TASK DIRECTIONS. In the material below, find every line with "just" and pull it out.
— begin MATERIAL SHOWN —
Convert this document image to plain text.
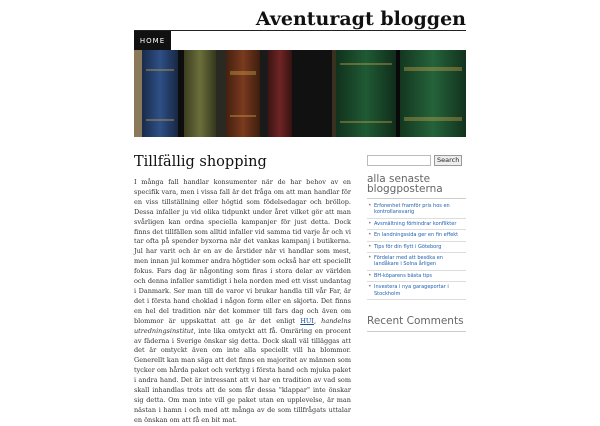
Aventuragt bloggen
HOME
Tillfällig shopping

I många fall handlar konsumenter när de har behov av en specifik vara, men i vissa fall är det fråga om att man handlar för en viss tillställning eller högtid som födelsedagar och bröllop. Dessa infaller ju vid olika tidpunkt under året vilket gör att man svårligen kan ordna speciella kampanjer för just detta. Dock finns det tillfällen som alltid infaller vid samma tid varje år och vi tar ofta på spender byxorna när det vankas kampanj i butikerna. Jul har varit och är en av de årstider när vi handlar som mest, men innan jul kommer andra högtider som också har ett speciellt fokus. Fars dag är någonting som firas i stora delar av världen och denna infaller samtidigt i hela norden med ett visst undantag i Danmark. Ser man till de varor vi brukar handla till vår Far, är det i första hand choklad i någon form eller en skjorta. Det finns en hel del tradition när det kommer till fars dag och även om blommor är uppskattat att ge är det enligt HUI, handelns utredningsinstitut, inte lika omtyckt att få. Omräring en procent av fäderna i Sverige önskar sig detta. Dock skall väl tilläggas att det är omtyckt även om inte alla speciellt vill ha blommor. Generellt kan man säga att det finns en majoritet av männen som tycker om hårda paket och verktyg i första hand och mjuka paket i andra hand. Det är intressant att vi har en tradition av vad som skall inhandlas trots att de som får dessa "klappar" inte önskar sig detta. Om man inte vill ge paket utan en upplevelse, är man nästan i hamn i och med att många av de som tillfrågats uttalar en önskan om att få en bit mat.

Search
alla senaste bloggposterna
• Erforenhet framför pris hos en kontrollansvarig
• Avsmältning förhindrar konflikter
• En landningssida ger en fin effekt
• Tips för din flytt i Göteborg
• Fördelar med att besöka en landåkare i Solna årligen
• BH-köparens bästa tips
• Investera i nya garageportar i Stockholm
Recent Comments
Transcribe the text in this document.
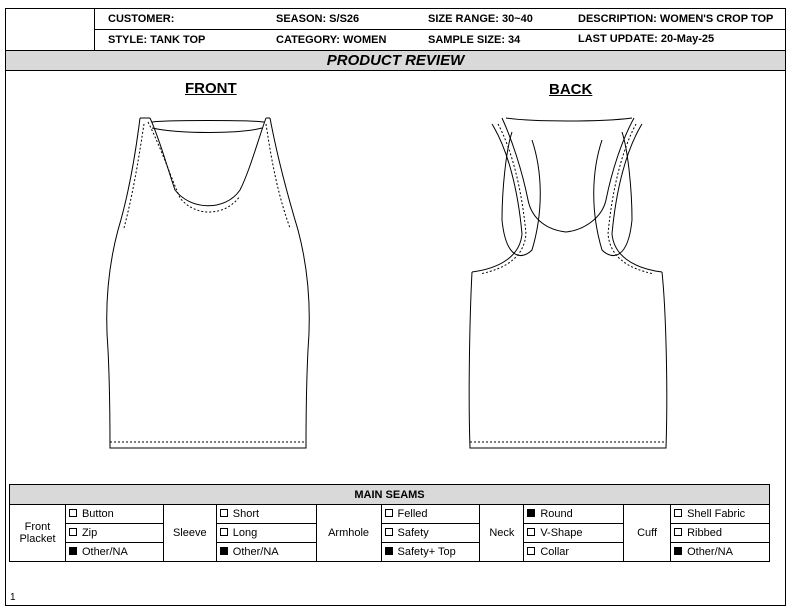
CUSTOMER:	SEASON: S/S26	SIZE RANGE: 30~40	DESCRIPTION: WOMEN'S CROP TOP
STYLE: TANK TOP	CATEGORY: WOMEN	SAMPLE SIZE: 34	LAST UPDATE: 20-May-25
PRODUCT REVIEW
FRONT	BACK
1
MAIN SEAMS									
Front Placket	Button	Sleeve	Short	Armhole	Felled	Neck	Round	Cuff	Shell Fabric
	Zip		Long		Safety		V-Shape		Ribbed
	Other/NA		Other/NA		Safety+ Top		Collar		Other/NA
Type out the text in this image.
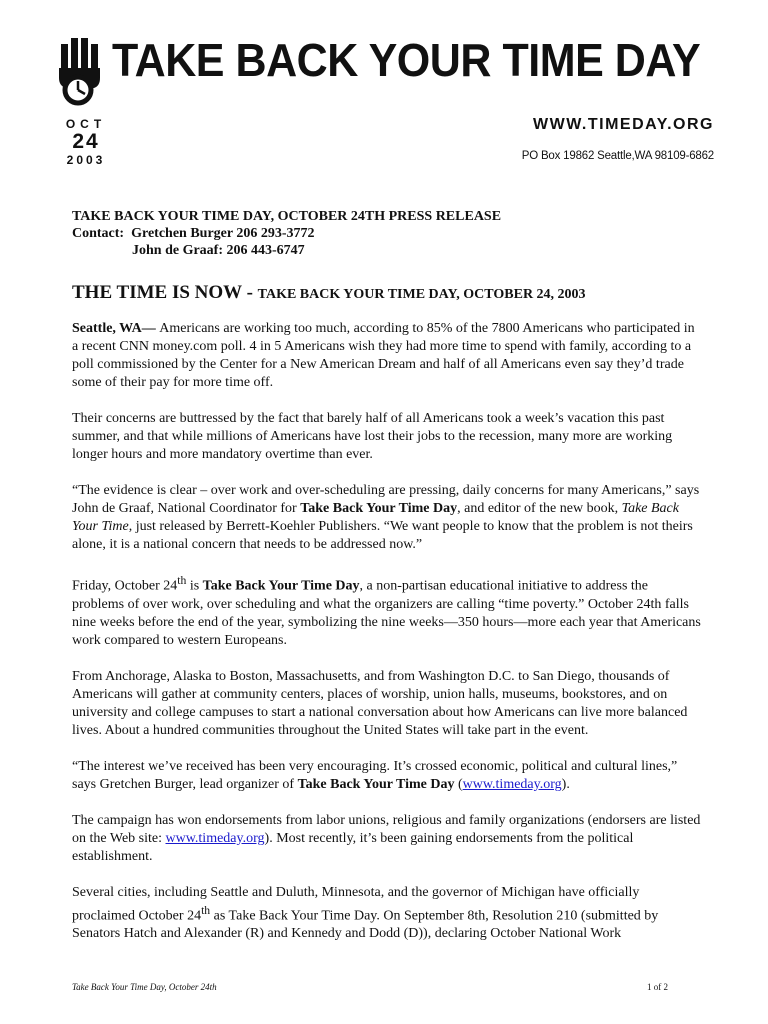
TAKE BACK YOUR TIME DAY
OCT
24
2003
WWW.TIMEDAY.ORG
PO Box 19862 Seattle,WA 98109-6862
TAKE BACK YOUR TIME DAY, OCTOBER 24TH PRESS RELEASE
Contact: Gretchen Burger 206 293-3772
John de Graaf: 206 443-6747
THE TIME IS NOW - TAKE BACK YOUR TIME DAY, OCTOBER 24, 2003

Seattle, WA— Americans are working too much, according to 85% of the 7800 Americans who participated in a recent CNN money.com poll. 4 in 5 Americans wish they had more time to spend with family, according to a poll commissioned by the Center for a New American Dream and half of all Americans even say they’d trade some of their pay for more time off.

Their concerns are buttressed by the fact that barely half of all Americans took a week’s vacation this past summer, and that while millions of Americans have lost their jobs to the recession, many more are working longer hours and more mandatory overtime than ever.

“The evidence is clear – over work and over-scheduling are pressing, daily concerns for many Americans,” says John de Graaf, National Coordinator for Take Back Your Time Day, and editor of the new book, Take Back Your Time, just released by Berrett-Koehler Publishers. “We want people to know that the problem is not theirs alone, it is a national concern that needs to be addressed now.”

Friday, October 24th is Take Back Your Time Day, a non-partisan educational initiative to address the problems of over work, over scheduling and what the organizers are calling “time poverty.” October 24th falls nine weeks before the end of the year, symbolizing the nine weeks—350 hours—more each year that Americans work compared to western Europeans.

From Anchorage, Alaska to Boston, Massachusetts, and from Washington D.C. to San Diego, thousands of Americans will gather at community centers, places of worship, union halls, museums, bookstores, and on university and college campuses to start a national conversation about how Americans can live more balanced lives. About a hundred communities throughout the United States will take part in the event.

“The interest we’ve received has been very encouraging. It’s crossed economic, political and cultural lines,” says Gretchen Burger, lead organizer of Take Back Your Time Day (www.timeday.org).

The campaign has won endorsements from labor unions, religious and family organizations (endorsers are listed on the Web site: www.timeday.org). Most recently, it’s been gaining endorsements from the political establishment.

Several cities, including Seattle and Duluth, Minnesota, and the governor of Michigan have officially proclaimed October 24th as Take Back Your Time Day. On September 8th, Resolution 210 (submitted by Senators Hatch and Alexander (R) and Kennedy and Dodd (D)), declaring October National Work

Take Back Your Time Day, October 24th	1 of 2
— end MATERIAL SHOWN —
FULL OUTPUT.
I många fall handlar konsumenter när de har behov av en specifik vara, men i vissa fall är det fråga om att man handlar för en viss tillställning eller högtid som födelsedagar och bröllop. Dessa infaller ju vid olika tidpunkt under året vilket gör att man svårligen kan ordna speciella kampanjer för just detta. Dock finns det tillfällen som alltid infaller vid samma tid varje år och vi tar ofta på spender byxorna när det vankas kampanj i butikerna. Jul har varit och är en av de årstider när vi handlar som mest, men innan jul kommer andra högtider som också har ett speciellt fokus. Fars dag är någonting som firas i stora delar av världen och denna infaller samtidigt i hela norden med ett visst undantag i Danmark. Ser man till de varor vi brukar handla till vår Far, är det i första hand choklad i någon form eller en skjorta. Det finns en hel del tradition när det kommer till fars dag och även om blommor är uppskattat att ge är det enligt HUI, handelns utredningsinstitut, inte lika omtyckt att få. Omräring en procent av fäderna i Sverige önskar sig detta. Dock skall väl tilläggas att det är omtyckt även om inte alla speciellt vill ha blommor. Generellt kan man säga att det finns en majoritet av männen som tycker om hårda paket och verktyg i första hand och mjuka paket i andra hand. Det är intressant att vi har en tradition av vad som skall inhandlas trots att de som får dessa "klappar" inte önskar sig detta. Om man inte vill ge paket utan en upplevelse, är man nästan i hamn i och med att många av de som tillfrågats uttalar en önskan om att få en bit mat.
“The evidence is clear – over work and over-scheduling are pressing, daily concerns for many Americans,” says John de Graaf, National Coordinator for Take Back Your Time Day, and editor of the new book, Take Back Your Time, just released by Berrett-Koehler Publishers. “We want people to know that the problem is not theirs alone, it is a national concern that needs to be addressed now.”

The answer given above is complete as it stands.